Figure data in JSON
++++

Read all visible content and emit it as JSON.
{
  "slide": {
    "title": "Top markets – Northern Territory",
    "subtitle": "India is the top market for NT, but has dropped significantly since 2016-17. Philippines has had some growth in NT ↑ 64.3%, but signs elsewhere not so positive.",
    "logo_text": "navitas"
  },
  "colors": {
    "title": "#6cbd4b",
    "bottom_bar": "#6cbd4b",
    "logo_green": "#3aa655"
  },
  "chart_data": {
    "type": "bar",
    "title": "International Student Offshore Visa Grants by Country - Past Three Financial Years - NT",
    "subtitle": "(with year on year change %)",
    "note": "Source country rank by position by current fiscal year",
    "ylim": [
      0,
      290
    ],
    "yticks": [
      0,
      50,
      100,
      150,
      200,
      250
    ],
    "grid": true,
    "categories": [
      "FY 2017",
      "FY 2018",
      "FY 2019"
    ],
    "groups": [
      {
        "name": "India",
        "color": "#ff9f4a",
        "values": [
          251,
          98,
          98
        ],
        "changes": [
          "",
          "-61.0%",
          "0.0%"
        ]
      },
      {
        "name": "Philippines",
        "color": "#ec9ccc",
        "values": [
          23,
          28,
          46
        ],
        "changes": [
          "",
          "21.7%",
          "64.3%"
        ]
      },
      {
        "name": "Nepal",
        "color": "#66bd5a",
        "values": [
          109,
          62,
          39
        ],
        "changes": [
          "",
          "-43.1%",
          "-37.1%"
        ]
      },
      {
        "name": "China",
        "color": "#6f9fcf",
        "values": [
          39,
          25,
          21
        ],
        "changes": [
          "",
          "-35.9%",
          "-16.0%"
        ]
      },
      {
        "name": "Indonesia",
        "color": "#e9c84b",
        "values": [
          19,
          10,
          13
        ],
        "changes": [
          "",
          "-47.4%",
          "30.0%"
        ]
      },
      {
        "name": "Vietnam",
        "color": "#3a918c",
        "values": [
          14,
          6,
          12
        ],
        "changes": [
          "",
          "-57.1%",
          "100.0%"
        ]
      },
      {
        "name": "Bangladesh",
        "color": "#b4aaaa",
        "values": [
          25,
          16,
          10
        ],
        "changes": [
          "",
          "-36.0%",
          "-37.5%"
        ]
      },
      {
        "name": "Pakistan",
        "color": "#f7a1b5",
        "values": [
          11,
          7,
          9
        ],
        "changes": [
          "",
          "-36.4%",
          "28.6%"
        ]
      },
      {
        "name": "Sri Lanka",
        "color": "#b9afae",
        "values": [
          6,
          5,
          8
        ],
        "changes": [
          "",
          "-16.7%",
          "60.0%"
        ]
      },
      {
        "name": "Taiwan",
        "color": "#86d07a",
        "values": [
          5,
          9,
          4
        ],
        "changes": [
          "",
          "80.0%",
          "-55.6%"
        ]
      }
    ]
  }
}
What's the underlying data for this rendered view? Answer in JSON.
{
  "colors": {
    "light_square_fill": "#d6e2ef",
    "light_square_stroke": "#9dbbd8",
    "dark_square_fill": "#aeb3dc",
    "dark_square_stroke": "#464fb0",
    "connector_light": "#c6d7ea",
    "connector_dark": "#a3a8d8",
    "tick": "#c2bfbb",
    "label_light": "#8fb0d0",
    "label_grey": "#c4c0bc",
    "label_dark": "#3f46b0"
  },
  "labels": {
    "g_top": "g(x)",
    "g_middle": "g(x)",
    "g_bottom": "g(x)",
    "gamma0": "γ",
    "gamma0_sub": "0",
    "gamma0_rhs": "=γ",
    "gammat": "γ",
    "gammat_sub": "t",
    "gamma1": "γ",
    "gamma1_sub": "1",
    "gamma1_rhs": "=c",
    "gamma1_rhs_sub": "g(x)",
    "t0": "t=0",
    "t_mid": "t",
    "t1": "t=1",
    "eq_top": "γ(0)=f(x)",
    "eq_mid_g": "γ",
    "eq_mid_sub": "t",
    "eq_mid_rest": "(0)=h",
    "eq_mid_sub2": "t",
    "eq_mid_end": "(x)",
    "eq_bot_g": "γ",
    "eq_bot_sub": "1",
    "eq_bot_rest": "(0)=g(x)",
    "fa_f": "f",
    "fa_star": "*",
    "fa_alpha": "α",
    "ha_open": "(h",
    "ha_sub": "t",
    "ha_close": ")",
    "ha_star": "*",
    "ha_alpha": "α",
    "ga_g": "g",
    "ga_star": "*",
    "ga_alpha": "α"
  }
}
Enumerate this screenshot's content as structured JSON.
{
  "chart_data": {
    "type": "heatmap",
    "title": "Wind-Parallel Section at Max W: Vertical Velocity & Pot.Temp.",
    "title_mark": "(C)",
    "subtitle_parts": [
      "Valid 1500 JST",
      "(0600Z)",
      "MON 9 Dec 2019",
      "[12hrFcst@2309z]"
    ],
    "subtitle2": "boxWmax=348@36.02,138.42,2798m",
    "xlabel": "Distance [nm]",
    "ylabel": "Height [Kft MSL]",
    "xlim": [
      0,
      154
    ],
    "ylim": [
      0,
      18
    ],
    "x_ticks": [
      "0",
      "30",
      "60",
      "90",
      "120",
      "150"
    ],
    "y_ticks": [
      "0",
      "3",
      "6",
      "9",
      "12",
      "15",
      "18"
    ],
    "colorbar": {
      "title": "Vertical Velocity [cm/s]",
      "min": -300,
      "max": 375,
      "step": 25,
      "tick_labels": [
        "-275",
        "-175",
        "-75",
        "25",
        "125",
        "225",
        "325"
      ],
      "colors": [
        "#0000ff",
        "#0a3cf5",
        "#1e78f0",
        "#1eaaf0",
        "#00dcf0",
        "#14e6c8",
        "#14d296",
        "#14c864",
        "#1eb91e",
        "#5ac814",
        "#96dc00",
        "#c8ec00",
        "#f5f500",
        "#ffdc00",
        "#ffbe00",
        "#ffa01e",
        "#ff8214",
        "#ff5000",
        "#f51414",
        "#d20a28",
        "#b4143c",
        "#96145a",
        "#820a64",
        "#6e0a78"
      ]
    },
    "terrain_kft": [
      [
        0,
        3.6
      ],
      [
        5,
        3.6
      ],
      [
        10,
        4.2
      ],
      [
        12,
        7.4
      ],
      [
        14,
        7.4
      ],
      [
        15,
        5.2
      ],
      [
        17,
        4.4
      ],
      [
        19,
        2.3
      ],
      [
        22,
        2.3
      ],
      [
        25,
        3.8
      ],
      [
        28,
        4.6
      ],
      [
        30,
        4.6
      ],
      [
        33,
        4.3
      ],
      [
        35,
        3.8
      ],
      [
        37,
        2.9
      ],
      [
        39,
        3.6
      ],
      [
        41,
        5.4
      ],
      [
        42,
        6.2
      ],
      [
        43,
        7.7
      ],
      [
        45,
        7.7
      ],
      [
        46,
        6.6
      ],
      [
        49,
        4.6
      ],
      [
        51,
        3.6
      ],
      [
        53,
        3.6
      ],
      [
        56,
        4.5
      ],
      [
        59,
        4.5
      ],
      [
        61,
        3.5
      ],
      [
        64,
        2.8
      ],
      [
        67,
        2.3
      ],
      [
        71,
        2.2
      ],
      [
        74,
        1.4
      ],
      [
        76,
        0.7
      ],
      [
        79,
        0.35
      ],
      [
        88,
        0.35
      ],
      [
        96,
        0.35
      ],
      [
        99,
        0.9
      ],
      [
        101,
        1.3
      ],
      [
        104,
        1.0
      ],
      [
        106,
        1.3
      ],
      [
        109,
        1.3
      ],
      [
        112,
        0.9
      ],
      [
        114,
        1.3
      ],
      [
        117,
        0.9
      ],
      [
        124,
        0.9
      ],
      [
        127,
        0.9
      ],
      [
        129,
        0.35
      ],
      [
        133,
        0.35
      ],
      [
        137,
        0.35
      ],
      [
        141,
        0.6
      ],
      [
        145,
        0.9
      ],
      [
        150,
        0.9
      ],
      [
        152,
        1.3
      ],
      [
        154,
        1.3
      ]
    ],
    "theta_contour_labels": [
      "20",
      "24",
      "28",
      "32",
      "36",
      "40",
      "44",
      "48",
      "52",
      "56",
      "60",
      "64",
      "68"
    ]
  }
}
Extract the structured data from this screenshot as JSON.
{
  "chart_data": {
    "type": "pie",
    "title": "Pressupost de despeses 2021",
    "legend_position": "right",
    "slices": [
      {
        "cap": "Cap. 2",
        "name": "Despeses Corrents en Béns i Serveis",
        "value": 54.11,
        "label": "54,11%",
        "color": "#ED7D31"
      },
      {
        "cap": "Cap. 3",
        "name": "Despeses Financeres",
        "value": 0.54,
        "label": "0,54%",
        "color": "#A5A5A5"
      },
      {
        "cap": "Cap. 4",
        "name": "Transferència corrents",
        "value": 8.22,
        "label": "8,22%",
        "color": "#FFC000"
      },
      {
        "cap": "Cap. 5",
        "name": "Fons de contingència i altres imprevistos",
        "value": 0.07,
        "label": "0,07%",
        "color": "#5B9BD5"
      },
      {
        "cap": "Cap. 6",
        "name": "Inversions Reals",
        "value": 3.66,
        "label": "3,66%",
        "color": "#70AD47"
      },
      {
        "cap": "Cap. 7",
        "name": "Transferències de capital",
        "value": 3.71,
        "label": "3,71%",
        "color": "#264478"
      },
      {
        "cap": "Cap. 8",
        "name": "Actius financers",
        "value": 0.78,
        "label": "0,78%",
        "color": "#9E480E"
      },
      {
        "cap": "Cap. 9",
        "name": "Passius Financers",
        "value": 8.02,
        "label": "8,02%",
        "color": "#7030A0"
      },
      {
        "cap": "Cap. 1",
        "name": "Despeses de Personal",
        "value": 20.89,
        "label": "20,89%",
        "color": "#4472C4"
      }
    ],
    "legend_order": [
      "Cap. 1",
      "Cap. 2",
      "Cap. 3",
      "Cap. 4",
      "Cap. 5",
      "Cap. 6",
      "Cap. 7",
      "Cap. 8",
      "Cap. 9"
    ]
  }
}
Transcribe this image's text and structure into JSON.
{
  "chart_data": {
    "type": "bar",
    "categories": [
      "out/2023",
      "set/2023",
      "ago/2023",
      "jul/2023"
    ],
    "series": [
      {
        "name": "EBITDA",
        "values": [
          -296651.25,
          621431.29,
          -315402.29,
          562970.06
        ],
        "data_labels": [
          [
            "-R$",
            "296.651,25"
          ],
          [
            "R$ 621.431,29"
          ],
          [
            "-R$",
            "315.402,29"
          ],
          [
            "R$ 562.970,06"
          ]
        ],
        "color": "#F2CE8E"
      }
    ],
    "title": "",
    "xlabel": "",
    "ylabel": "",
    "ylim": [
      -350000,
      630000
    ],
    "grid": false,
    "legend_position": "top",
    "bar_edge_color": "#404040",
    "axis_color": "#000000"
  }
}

++++

> **Task to complete**: Find the line that contains "Transcribe this image's". Repeat it and every line after it, exactly as written, up to and including the last line of the records above.

> **Answer in full**:
Transcribe this image's text and structure into JSON.
{
  "chart_data": {
    "type": "bar",
    "categories": [
      "out/2023",
      "set/2023",
      "ago/2023",
      "jul/2023"
    ],
    "series": [
      {
        "name": "EBITDA",
        "values": [
          -296651.25,
          621431.29,
          -315402.29,
          562970.06
        ],
        "data_labels": [
          [
            "-R$",
            "296.651,25"
          ],
          [
            "R$ 621.431,29"
          ],
          [
            "-R$",
            "315.402,29"
          ],
          [
            "R$ 562.970,06"
          ]
        ],
        "color": "#F2CE8E"
      }
    ],
    "title": "",
    "xlabel": "",
    "ylabel": "",
    "ylim": [
      -350000,
      630000
    ],
    "grid": false,
    "legend_position": "top",
    "bar_edge_color": "#404040",
    "axis_color": "#000000"
  }
}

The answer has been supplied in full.